** WRITTEN PROBLEM 1 **
In the QFT article, what is the teacher-chosen prompt called?
** WRITTEN PROBLEM 2 **
Reproduce the QFT article between "According to QFT's" and "(Rothstein et al.).", inclusive.
** WRITTEN PROBLEM 3 **
Write the next part of the QFT article, starting right after its final sentence.

** DOCUMENT TEXT **
A Librarian Asks, "What Is the QFT and How Does It Fit the Library?"

What Is the QFT and How Does It Fit the Library?

The Question Formulation Technique (QFT) is a procedure for deepening student learning through question generation, analysis, and reflection. The teacher chooses a prompt—called a QFocus—that directs students' thinking toward a learning goal. Students brainstorm questions about the prompt without self-judging or commenting on them.

After brainstorming, students systematically categorize questions into:

C—Close-ended (convergent) questions, which call for a yes, no, or short answer

O—Open-ended (divergent) questions, which require explanations and thought

C/O—Ambiguous questions

Welcoming Curiosity

Educators often prefer higher-order questions because they push thinking beyond knowledge toward understanding. The success of problem-based learning, reading comprehension, literature discussions, backwards design, and inquiry-based curricula depends on divergent questioning ("Classroom Lesson"; McTighe and Wiggins; "Question-Answer Relationship"; "Socratic Seminar"). Since QFT maintains the value of both types of questions, students are given practice in changing from one to the other. In weighing the advantages and disadvantages of each type, students are learning to think about their thinking.

The Question Formulation Technique can support student curiosity at every stage of learning. Dan Rothstein and Luz Santana, codirectors of the Right Question Institute and coauthors of Make Just One Change: Teach Students to Ask Their Own Questions, have found that when students generate and discuss their own questions they are more engaged, self-reflective, and exhibit greater confidence as learners.

Clarity of Goals

According to QFT's directions, the prompt should align with an instructional goal, such as increasing student engagement, accelerating knowledge acquisition, or formatively or summatively assessing students (Rothstein et al.).

Instructional objectives like these are key to effective learning. Obviously, whether educators are using QFT or not, they should aim for an engaging environment in which students are curious, acquire knowledge, and believe in their competence as learners.

The Art of Prompting Questions

Unlike QFT, protocols such as the Library of Congress' Primary Source Analysis Tool ("Teacher's Guides") and the National Archives' worksheets ("Document Analysis") allow either the teacher or the student to select the prompt. They begin with adult-generated questions to activate close observation and inference (e.g., What do you see? What does it mean?), and then shift to engage student-generated curiosity (What do you wonder?).

The prompt for these protocols may be an image, text, audio or video clip, data, or even an artifact or physical object. The designers of QFT assert that selecting a prompt with "too many small details or references to other points" isn't clear and is likely to distract students (Rothstein and Santana 30). Given their emphasis on characterizing QFT as quick to learn and simple to use, perhaps they're concerned that a complex prompt will be seen as taking too long to introduce. While another teacher's QFocus list might stimulate your ideas, expect to fine-tune the prompt to fit your actual needs.

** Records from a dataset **
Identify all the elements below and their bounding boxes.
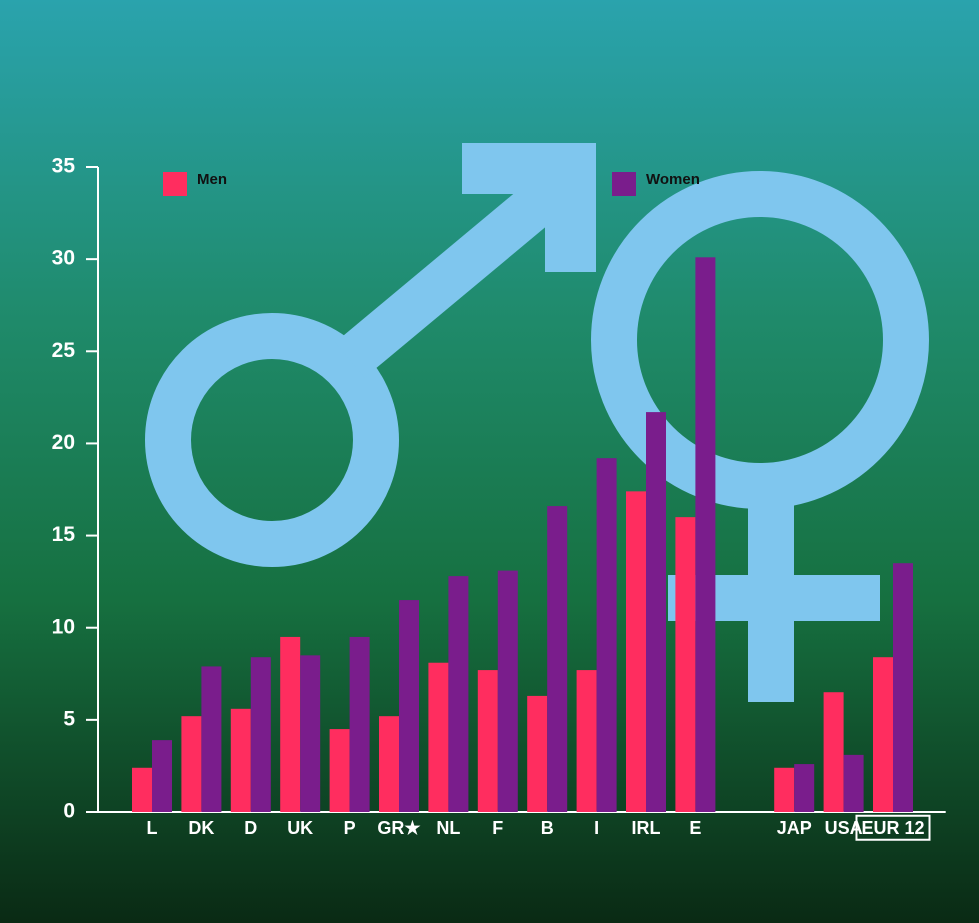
bar bbox=[152, 740, 172, 812]
legend-swatch bbox=[163, 172, 187, 196]
y-tick-label: 30 bbox=[52, 247, 75, 270]
bar bbox=[675, 517, 695, 812]
y-tick-label: 5 bbox=[63, 707, 75, 730]
x-tick-label: L bbox=[147, 818, 158, 838]
bar bbox=[181, 716, 201, 812]
x-tick-label: DK bbox=[188, 818, 214, 838]
x-tick-label: NL bbox=[436, 818, 460, 838]
x-tick-label: UK bbox=[287, 818, 313, 838]
bar bbox=[824, 692, 844, 812]
bar bbox=[626, 491, 646, 812]
page: {"chart_data": {"type": "bar", "categori… bbox=[0, 0, 979, 923]
y-tick-label: 10 bbox=[52, 615, 75, 638]
legend-swatch bbox=[612, 172, 636, 196]
bar bbox=[478, 670, 498, 812]
x-tick-label: E bbox=[689, 818, 701, 838]
bar bbox=[350, 637, 370, 812]
bar bbox=[893, 563, 913, 812]
chart: 0 5 10 15 20 25 30 35 Men Women L DK D UK P GR★ NL F B I IRL… bbox=[0, 0, 979, 923]
bar bbox=[597, 458, 617, 812]
bar bbox=[231, 709, 251, 812]
bar bbox=[428, 663, 448, 812]
y-tick-label: 20 bbox=[52, 431, 75, 454]
bar bbox=[794, 764, 814, 812]
bar bbox=[399, 600, 419, 812]
x-tick-label: I bbox=[594, 818, 599, 838]
x-tick-label: JAP bbox=[777, 818, 812, 838]
bar bbox=[774, 768, 794, 812]
y-tick-label: 0 bbox=[63, 800, 75, 823]
y-tick-label: 15 bbox=[52, 523, 76, 546]
x-tick-label: B bbox=[541, 818, 554, 838]
x-tick-label: P bbox=[344, 818, 356, 838]
bar bbox=[280, 637, 300, 812]
legend-label: Men bbox=[197, 171, 227, 188]
legend-label: Women bbox=[646, 171, 700, 188]
bar bbox=[251, 657, 271, 812]
bar bbox=[330, 729, 350, 812]
x-tick-label: D bbox=[244, 818, 257, 838]
bar bbox=[873, 657, 893, 812]
bar bbox=[695, 257, 715, 812]
bar bbox=[201, 666, 221, 812]
bar bbox=[577, 670, 597, 812]
bar bbox=[132, 768, 152, 812]
x-tick-label: GR★ bbox=[377, 818, 421, 838]
bar bbox=[448, 576, 468, 812]
bar bbox=[300, 655, 320, 812]
bar bbox=[527, 696, 547, 812]
y-tick-label: 35 bbox=[52, 155, 76, 178]
y-tick-label: 25 bbox=[52, 339, 76, 362]
bar bbox=[646, 412, 666, 812]
x-tick-label: EUR 12 bbox=[861, 818, 924, 838]
x-tick-label: F bbox=[492, 818, 503, 838]
bar bbox=[379, 716, 399, 812]
x-tick-label: IRL bbox=[632, 818, 661, 838]
bar bbox=[498, 571, 518, 812]
bar bbox=[844, 755, 864, 812]
bar bbox=[547, 506, 567, 812]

** FINAL RESULT 1 **
A QFocus.

** FINAL RESULT 2 **
According to QFT's directions, the prompt should align with an instructional goal, such as increasing student engagement, accelerating knowledge acquisition, or formatively or summatively assessing students (Rothstein et al.).

** FINAL RESULT 3 **
"See, Think, Wonder," another routine that asks for observation and response to an image or object, also underscores the critical importance of selecting the correct sort of prompt, but endorses a more unhurried approach "generally …the image/object has some ambiguity to it, is not already known to students, offers many different layers of explanation, and possesses a degree of detail that is likely to emerge only after extended looking" (Richhart et al. 56). QFT's creators are less convinced that a visual can speak in its own language: "When using pictures, diagrams or equations…think about how to frame them clearly…[you need] a statement framing what you are presenting. Otherwise, the students will not know what they are expected to focus on and will not generate questions" (Rothstein and Santana 40).

Of course, a prompt that steers students toward a particular point of view, feels inauthentic, or activates implicit biases would thwart QFT's purpose. To test a QFocus, imagine questions that students might raise or ask a colleague to role-play brainstorming. In the final analysis, a prompt is best evaluated during actual teaching because it provides concrete, actionable feedback for your future instruction.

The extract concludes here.